▶ Aim of the exercise: In this exercise, return the whole listing exactly, excluding any images.

▶ Records to process:
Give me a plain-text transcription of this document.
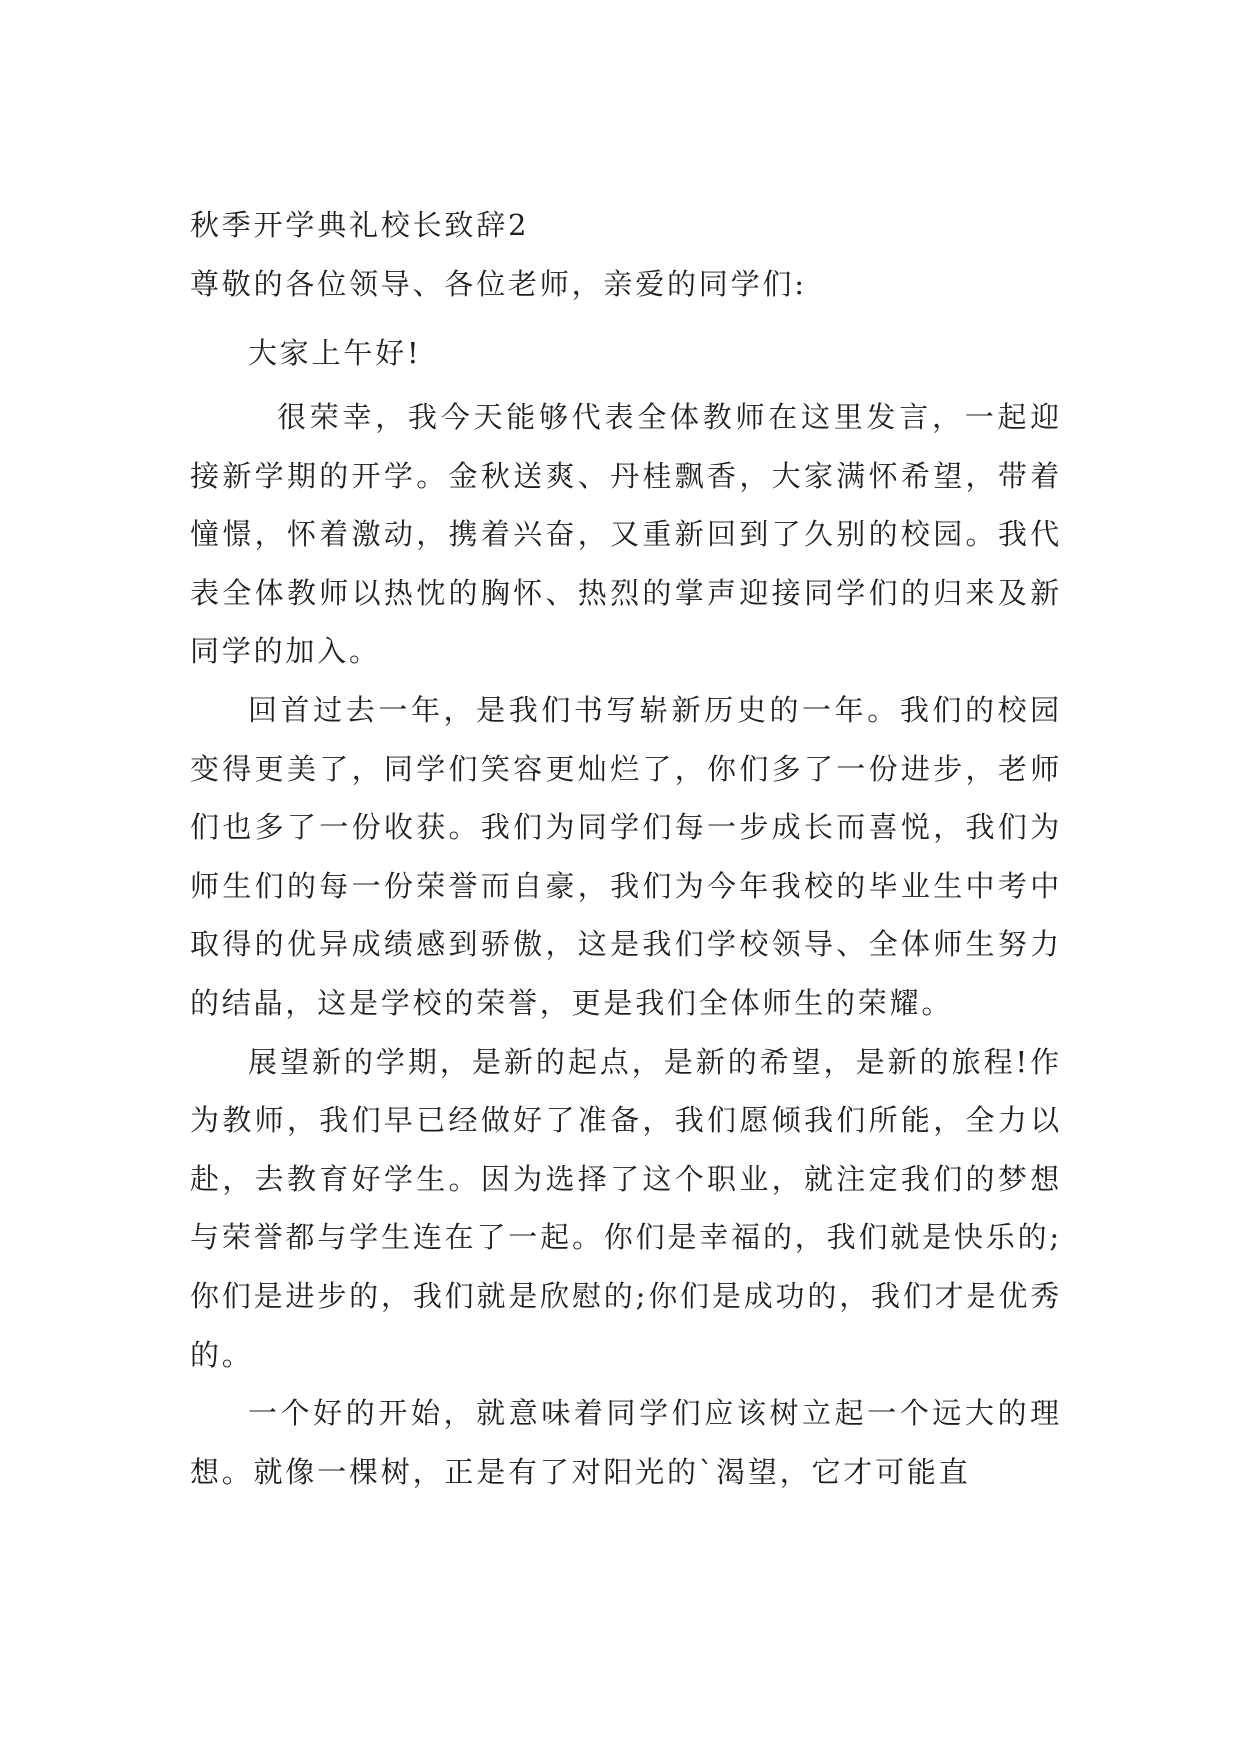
秋季开学典礼校长致辞2

尊敬的各位领导、各位老师，亲爱的同学们:

大家上午好!

很荣幸，我今天能够代表全体教师在这里发言，一起迎接新学期的开学。金秋送爽、丹桂飘香，大家满怀希望，带着憧憬，怀着激动，携着兴奋，又重新回到了久别的校园。我代表全体教师以热忱的胸怀、热烈的掌声迎接同学们的归来及新同学的加入。

回首过去一年，是我们书写崭新历史的一年。我们的校园变得更美了，同学们笑容更灿烂了，你们多了一份进步，老师们也多了一份收获。我们为同学们每一步成长而喜悦，我们为师生们的每一份荣誉而自豪，我们为今年我校的毕业生中考中取得的优异成绩感到骄傲，这是我们学校领导、全体师生努力的结晶，这是学校的荣誉，更是我们全体师生的荣耀。

展望新的学期，是新的起点，是新的希望，是新的旅程!作为教师，我们早已经做好了准备，我们愿倾我们所能，全力以赴，去教育好学生。因为选择了这个职业，就注定我们的梦想与荣誉都与学生连在了一起。你们是幸福的，我们就是快乐的;你们是进步的，我们就是欣慰的;你们是成功的，我们才是优秀的。

一个好的开始，就意味着同学们应该树立起一个远大的理想。就像一棵树，正是有了对阳光的`渴望，它才可能直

▶ Result:
Give me a plain-text transcription of this document.
秋季开学典礼校长致辞2

尊敬的各位领导、各位老师，亲爱的同学们:

大家上午好!

很荣幸，我今天能够代表全体教师在这里发言，一起迎接新学期的开学。金秋送爽、丹桂飘香，大家满怀希望，带着憧憬，怀着激动，携着兴奋，又重新回到了久别的校园。我代表全体教师以热忱的胸怀、热烈的掌声迎接同学们的归来及新同学的加入。

回首过去一年，是我们书写崭新历史的一年。我们的校园变得更美了，同学们笑容更灿烂了，你们多了一份进步，老师们也多了一份收获。我们为同学们每一步成长而喜悦，我们为师生们的每一份荣誉而自豪，我们为今年我校的毕业生中考中取得的优异成绩感到骄傲，这是我们学校领导、全体师生努力的结晶，这是学校的荣誉，更是我们全体师生的荣耀。

展望新的学期，是新的起点，是新的希望，是新的旅程!作为教师，我们早已经做好了准备，我们愿倾我们所能，全力以赴，去教育好学生。因为选择了这个职业，就注定我们的梦想与荣誉都与学生连在了一起。你们是幸福的，我们就是快乐的;你们是进步的，我们就是欣慰的;你们是成功的，我们才是优秀的。

一个好的开始，就意味着同学们应该树立起一个远大的理想。就像一棵树，正是有了对阳光的`渴望，它才可能直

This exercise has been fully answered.